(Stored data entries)

+++

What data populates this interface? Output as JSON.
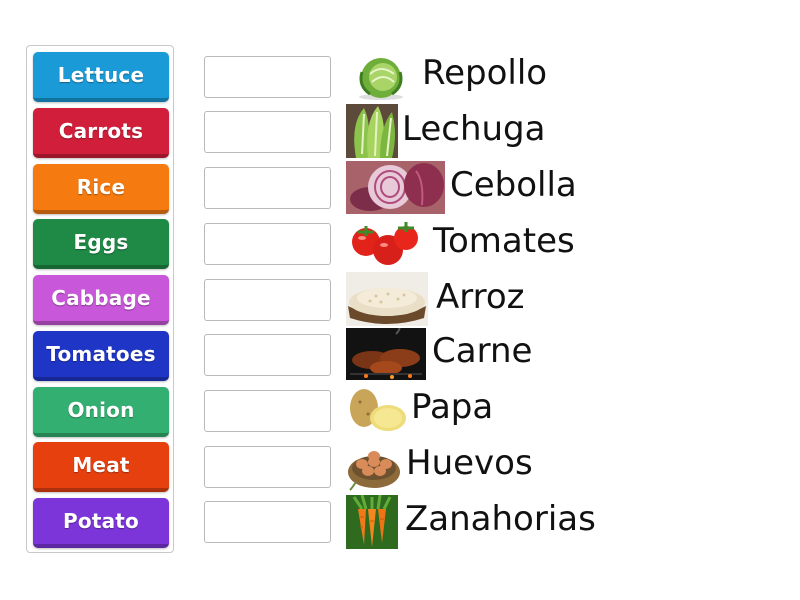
{
  "tiles": [
    {
      "label": "Lettuce",
      "color": "#1a9ad6"
    },
    {
      "label": "Carrots",
      "color": "#d11e3a"
    },
    {
      "label": "Rice",
      "color": "#f57a10"
    },
    {
      "label": "Eggs",
      "color": "#1e8a45"
    },
    {
      "label": "Cabbage",
      "color": "#c857d9"
    },
    {
      "label": "Tomatoes",
      "color": "#1f35c6"
    },
    {
      "label": "Onion",
      "color": "#33b071"
    },
    {
      "label": "Meat",
      "color": "#e6400f"
    },
    {
      "label": "Potato",
      "color": "#7c35d9"
    }
  ],
  "rows": [
    {
      "word": "Repollo",
      "image_icon": "cabbage-image"
    },
    {
      "word": "Lechuga",
      "image_icon": "lettuce-image"
    },
    {
      "word": "Cebolla",
      "image_icon": "onion-image"
    },
    {
      "word": "Tomates",
      "image_icon": "tomatoes-image"
    },
    {
      "word": "Arroz",
      "image_icon": "rice-image"
    },
    {
      "word": "Carne",
      "image_icon": "meat-image"
    },
    {
      "word": "Papa",
      "image_icon": "potato-image"
    },
    {
      "word": "Huevos",
      "image_icon": "eggs-image"
    },
    {
      "word": "Zanahorias",
      "image_icon": "carrots-image"
    }
  ]
}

+++

Output the records above exactly as they are, leaving out the pictures.

> **EXPECTED OUTPUT**
What data populates this interface? Output as JSON.
{
  "tiles": [
    {
      "label": "Lettuce",
      "color": "#1a9ad6"
    },
    {
      "label": "Carrots",
      "color": "#d11e3a"
    },
    {
      "label": "Rice",
      "color": "#f57a10"
    },
    {
      "label": "Eggs",
      "color": "#1e8a45"
    },
    {
      "label": "Cabbage",
      "color": "#c857d9"
    },
    {
      "label": "Tomatoes",
      "color": "#1f35c6"
    },
    {
      "label": "Onion",
      "color": "#33b071"
    },
    {
      "label": "Meat",
      "color": "#e6400f"
    },
    {
      "label": "Potato",
      "color": "#7c35d9"
    }
  ],
  "rows": [
    {
      "word": "Repollo",
      "image_icon": "cabbage-image"
    },
    {
      "word": "Lechuga",
      "image_icon": "lettuce-image"
    },
    {
      "word": "Cebolla",
      "image_icon": "onion-image"
    },
    {
      "word": "Tomates",
      "image_icon": "tomatoes-image"
    },
    {
      "word": "Arroz",
      "image_icon": "rice-image"
    },
    {
      "word": "Carne",
      "image_icon": "meat-image"
    },
    {
      "word": "Papa",
      "image_icon": "potato-image"
    },
    {
      "word": "Huevos",
      "image_icon": "eggs-image"
    },
    {
      "word": "Zanahorias",
      "image_icon": "carrots-image"
    }
  ]
}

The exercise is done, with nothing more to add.